SHORT EXERCISE
Among the entries that follow, tally the lines with the string "clarity". Give no more than the number.

═════ DATASET ═════

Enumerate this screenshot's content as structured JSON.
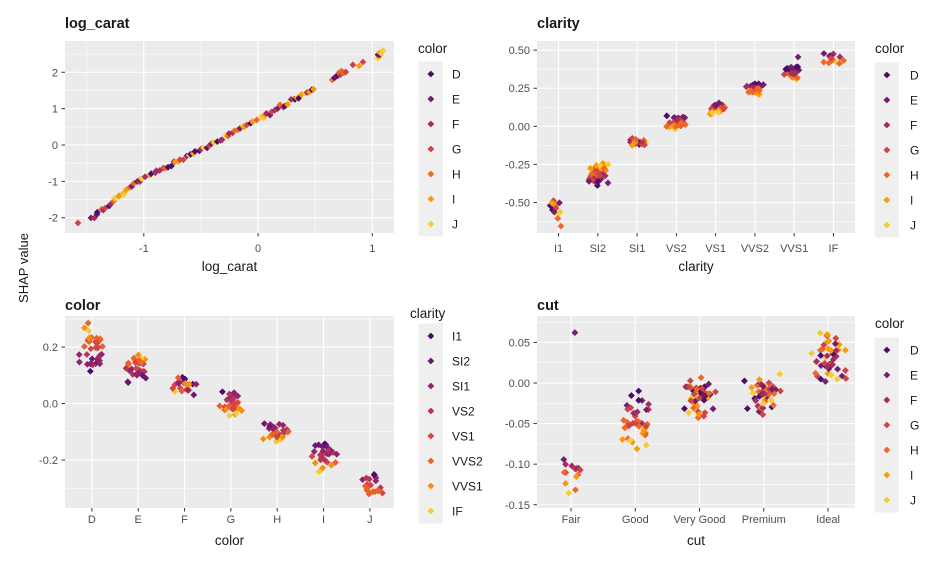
{
  "figure": {
    "shared_y_label": "SHAP value",
    "background": "#FFFFFF",
    "panel_bg": "#EBEBEB",
    "grid_color": "#FFFFFF",
    "legend_key_bg": "#EFEFEF",
    "tick_text_color": "#4D4D4D",
    "text_color": "#1A1A1A",
    "tick_mark_color": "#333333"
  },
  "chart_data": [
    {
      "type": "scatter",
      "title": "log_carat",
      "x_label": "log_carat",
      "x_axis": {
        "kind": "continuous",
        "range": [
          -1.69,
          1.19
        ],
        "ticks": [
          {
            "v": -1,
            "label": "-1"
          },
          {
            "v": 0,
            "label": "0"
          },
          {
            "v": 1,
            "label": "1"
          }
        ],
        "minor": [
          -1.5,
          -0.5,
          0.5
        ]
      },
      "y_axis": {
        "range": [
          -2.42,
          2.86
        ],
        "ticks": [
          {
            "v": 2,
            "label": "2"
          },
          {
            "v": 1,
            "label": "1"
          },
          {
            "v": 0,
            "label": "0"
          },
          {
            "v": -1,
            "label": "-1"
          },
          {
            "v": -2,
            "label": "-2"
          }
        ],
        "minor": [
          2.5,
          1.5,
          0.5,
          -0.5,
          -1.5
        ]
      },
      "legend": {
        "title": "color",
        "items": [
          {
            "label": "D",
            "color": "#4B0C6B"
          },
          {
            "label": "E",
            "color": "#781C6D"
          },
          {
            "label": "F",
            "color": "#A52C60"
          },
          {
            "label": "G",
            "color": "#CF4446"
          },
          {
            "label": "H",
            "color": "#ED6925"
          },
          {
            "label": "I",
            "color": "#FB9A06"
          },
          {
            "label": "J",
            "color": "#F7CB35"
          }
        ]
      },
      "points": {
        "mode": "segments",
        "seed": 7,
        "x_jitter": 0.018,
        "y_jitter": 0.07,
        "segments": [
          {
            "x0": -1.56,
            "y0": -2.19,
            "x1": -1.56,
            "y1": -2.19,
            "n": 1
          },
          {
            "x0": -1.46,
            "y0": -2.03,
            "x1": -1.05,
            "y1": -1.0,
            "n": 20
          },
          {
            "x0": -1.05,
            "y0": -1.0,
            "x1": 0.0,
            "y1": 0.7,
            "n": 46
          },
          {
            "x0": 0.02,
            "y0": 0.74,
            "x1": 0.5,
            "y1": 1.55,
            "n": 24
          },
          {
            "x0": 0.64,
            "y0": 1.78,
            "x1": 0.78,
            "y1": 2.08,
            "n": 10
          },
          {
            "x0": 0.82,
            "y0": 2.14,
            "x1": 0.96,
            "y1": 2.34,
            "n": 3
          },
          {
            "x0": 1.04,
            "y0": 2.42,
            "x1": 1.1,
            "y1": 2.58,
            "n": 6
          }
        ]
      }
    },
    {
      "type": "scatter",
      "title": "clarity",
      "x_label": "clarity",
      "x_axis": {
        "kind": "categorical",
        "categories": [
          "I1",
          "SI2",
          "SI1",
          "VS2",
          "VS1",
          "VVS2",
          "VVS1",
          "IF"
        ],
        "range": [
          0.45,
          8.55
        ]
      },
      "y_axis": {
        "range": [
          -0.7,
          0.56
        ],
        "ticks": [
          {
            "v": 0.5,
            "label": "0.50"
          },
          {
            "v": 0.25,
            "label": "0.25"
          },
          {
            "v": 0,
            "label": "0.00"
          },
          {
            "v": -0.25,
            "label": "-0.25"
          },
          {
            "v": -0.5,
            "label": "-0.50"
          }
        ],
        "minor": [
          0.375,
          0.125,
          -0.125,
          -0.375,
          -0.625
        ]
      },
      "legend": {
        "title": "color",
        "items": [
          {
            "label": "D",
            "color": "#4B0C6B"
          },
          {
            "label": "E",
            "color": "#781C6D"
          },
          {
            "label": "F",
            "color": "#A52C60"
          },
          {
            "label": "G",
            "color": "#CF4446"
          },
          {
            "label": "H",
            "color": "#ED6925"
          },
          {
            "label": "I",
            "color": "#FB9A06"
          },
          {
            "label": "J",
            "color": "#F7CB35"
          }
        ]
      },
      "points": {
        "mode": "clusters",
        "seed": 13,
        "cluster_width": 0.3,
        "clusters": [
          {
            "cat": 1,
            "center": -0.515,
            "min": -0.58,
            "max": -0.45,
            "n": 11,
            "trend": "mixed",
            "w": 0.24
          },
          {
            "cat": 2,
            "center": -0.315,
            "min": -0.4,
            "max": -0.235,
            "n": 42,
            "trend": "asc"
          },
          {
            "cat": 3,
            "center": -0.103,
            "min": -0.135,
            "max": -0.07,
            "n": 24,
            "trend": "mixed"
          },
          {
            "cat": 4,
            "center": 0.025,
            "min": -0.025,
            "max": 0.075,
            "n": 32,
            "trend": "desc"
          },
          {
            "cat": 5,
            "center": 0.125,
            "min": 0.07,
            "max": 0.175,
            "n": 24,
            "trend": "desc"
          },
          {
            "cat": 6,
            "center": 0.24,
            "min": 0.19,
            "max": 0.295,
            "n": 26,
            "trend": "desc"
          },
          {
            "cat": 7,
            "center": 0.335,
            "min": 0.29,
            "max": 0.4,
            "n": 23,
            "trend": "desc"
          },
          {
            "cat": 8,
            "center": 0.44,
            "min": 0.4,
            "max": 0.49,
            "n": 14,
            "trend": "desc"
          }
        ],
        "outliers": [
          {
            "cat": 1,
            "dx": -0.02,
            "y": -0.605,
            "color": 4
          },
          {
            "cat": 1,
            "dx": 0.06,
            "y": -0.655,
            "color": 4
          },
          {
            "cat": 7,
            "dx": 0.1,
            "y": 0.455,
            "color": 1
          }
        ]
      }
    },
    {
      "type": "scatter",
      "title": "color",
      "x_label": "color",
      "x_axis": {
        "kind": "categorical",
        "categories": [
          "D",
          "E",
          "F",
          "G",
          "H",
          "I",
          "J"
        ],
        "range": [
          0.42,
          7.52
        ]
      },
      "y_axis": {
        "range": [
          -0.37,
          0.31
        ],
        "ticks": [
          {
            "v": 0.2,
            "label": "0.2"
          },
          {
            "v": 0,
            "label": "0.0"
          },
          {
            "v": -0.2,
            "label": "-0.2"
          }
        ],
        "minor": [
          0.3,
          0.1,
          -0.1,
          -0.3
        ]
      },
      "legend": {
        "title": "clarity",
        "items": [
          {
            "label": "I1",
            "color": "#4B0C6B"
          },
          {
            "label": "SI2",
            "color": "#6D186E"
          },
          {
            "label": "SI1",
            "color": "#93246B"
          },
          {
            "label": "VS2",
            "color": "#B63458"
          },
          {
            "label": "VS1",
            "color": "#D24644"
          },
          {
            "label": "VVS2",
            "color": "#E8602C"
          },
          {
            "label": "VVS1",
            "color": "#F88E0D"
          },
          {
            "label": "IF",
            "color": "#F7CB35"
          }
        ]
      },
      "points": {
        "mode": "clusters",
        "seed": 21,
        "cluster_width": 0.32,
        "clusters": [
          {
            "cat": 1,
            "center": 0.175,
            "min": 0.09,
            "max": 0.28,
            "n": 36,
            "trend": "asc"
          },
          {
            "cat": 2,
            "center": 0.13,
            "min": 0.065,
            "max": 0.19,
            "n": 32,
            "trend": "asc"
          },
          {
            "cat": 3,
            "center": 0.065,
            "min": 0.02,
            "max": 0.105,
            "n": 24,
            "trend": "mixed"
          },
          {
            "cat": 4,
            "center": 0.01,
            "min": -0.055,
            "max": 0.065,
            "n": 30,
            "trend": "desc"
          },
          {
            "cat": 5,
            "center": -0.09,
            "min": -0.145,
            "max": -0.05,
            "n": 28,
            "trend": "desc"
          },
          {
            "cat": 6,
            "center": -0.19,
            "min": -0.25,
            "max": -0.135,
            "n": 28,
            "trend": "desc"
          },
          {
            "cat": 7,
            "center": -0.29,
            "min": -0.345,
            "max": -0.235,
            "n": 20,
            "trend": "desc"
          }
        ],
        "outliers": [
          {
            "cat": 1,
            "dx": -0.08,
            "y": 0.285,
            "color": 5
          }
        ]
      }
    },
    {
      "type": "scatter",
      "title": "cut",
      "x_label": "cut",
      "x_axis": {
        "kind": "categorical",
        "categories": [
          "Fair",
          "Good",
          "Very Good",
          "Premium",
          "Ideal"
        ],
        "range": [
          0.47,
          5.42
        ]
      },
      "y_axis": {
        "range": [
          -0.154,
          0.0825
        ],
        "ticks": [
          {
            "v": 0.05,
            "label": "0.05"
          },
          {
            "v": 0,
            "label": "0.00"
          },
          {
            "v": -0.05,
            "label": "-0.05"
          },
          {
            "v": -0.1,
            "label": "-0.10"
          },
          {
            "v": -0.15,
            "label": "-0.15"
          }
        ],
        "minor": [
          0.075,
          0.025,
          -0.025,
          -0.075,
          -0.125
        ]
      },
      "legend": {
        "title": "color",
        "items": [
          {
            "label": "D",
            "color": "#4B0C6B"
          },
          {
            "label": "E",
            "color": "#781C6D"
          },
          {
            "label": "F",
            "color": "#A52C60"
          },
          {
            "label": "G",
            "color": "#CF4446"
          },
          {
            "label": "H",
            "color": "#ED6925"
          },
          {
            "label": "I",
            "color": "#FB9A06"
          },
          {
            "label": "J",
            "color": "#F7CB35"
          }
        ]
      },
      "points": {
        "mode": "clusters",
        "seed": 42,
        "cluster_width": 0.3,
        "clusters": [
          {
            "cat": 1,
            "center": -0.11,
            "min": -0.14,
            "max": -0.073,
            "n": 14,
            "trend": "desc",
            "w": 0.22
          },
          {
            "cat": 2,
            "center": -0.045,
            "min": -0.087,
            "max": -0.003,
            "n": 38,
            "trend": "desc"
          },
          {
            "cat": 3,
            "center": -0.02,
            "min": -0.047,
            "max": 0.008,
            "n": 50,
            "trend": "mixed",
            "w": 0.32
          },
          {
            "cat": 4,
            "center": -0.012,
            "min": -0.045,
            "max": 0.012,
            "n": 48,
            "trend": "mixed",
            "w": 0.32
          },
          {
            "cat": 5,
            "center": 0.032,
            "min": -0.007,
            "max": 0.068,
            "n": 48,
            "trend": "mixed"
          }
        ],
        "outliers": [
          {
            "cat": 1,
            "dx": 0.06,
            "y": 0.062,
            "color": 1
          }
        ]
      }
    }
  ]
}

═════

IN RESPONSE
3